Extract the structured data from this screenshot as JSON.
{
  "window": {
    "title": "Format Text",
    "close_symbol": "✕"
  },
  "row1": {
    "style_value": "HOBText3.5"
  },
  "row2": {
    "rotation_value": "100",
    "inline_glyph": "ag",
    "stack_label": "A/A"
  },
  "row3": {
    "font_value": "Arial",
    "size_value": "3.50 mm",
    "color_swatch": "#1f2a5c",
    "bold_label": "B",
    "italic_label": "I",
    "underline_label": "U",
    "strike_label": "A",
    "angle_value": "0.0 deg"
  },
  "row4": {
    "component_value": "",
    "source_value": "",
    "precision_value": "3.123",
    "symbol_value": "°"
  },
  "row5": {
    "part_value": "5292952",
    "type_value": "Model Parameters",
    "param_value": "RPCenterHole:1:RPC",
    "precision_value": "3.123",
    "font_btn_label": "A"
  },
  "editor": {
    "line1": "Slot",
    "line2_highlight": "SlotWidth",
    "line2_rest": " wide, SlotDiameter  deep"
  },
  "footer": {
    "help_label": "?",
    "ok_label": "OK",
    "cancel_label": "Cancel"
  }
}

What is asked:
Write down the full listing again, exactly.

Written response:
Extract the structured data from this screenshot as JSON.
{
  "window": {
    "title": "Format Text",
    "close_symbol": "✕"
  },
  "row1": {
    "style_value": "HOBText3.5"
  },
  "row2": {
    "rotation_value": "100",
    "inline_glyph": "ag",
    "stack_label": "A/A"
  },
  "row3": {
    "font_value": "Arial",
    "size_value": "3.50 mm",
    "color_swatch": "#1f2a5c",
    "bold_label": "B",
    "italic_label": "I",
    "underline_label": "U",
    "strike_label": "A",
    "angle_value": "0.0 deg"
  },
  "row4": {
    "component_value": "",
    "source_value": "",
    "precision_value": "3.123",
    "symbol_value": "°"
  },
  "row5": {
    "part_value": "5292952",
    "type_value": "Model Parameters",
    "param_value": "RPCenterHole:1:RPC",
    "precision_value": "3.123",
    "font_btn_label": "A"
  },
  "editor": {
    "line1": "Slot",
    "line2_highlight": "SlotWidth",
    "line2_rest": " wide, SlotDiameter  deep"
  },
  "footer": {
    "help_label": "?",
    "ok_label": "OK",
    "cancel_label": "Cancel"
  }
}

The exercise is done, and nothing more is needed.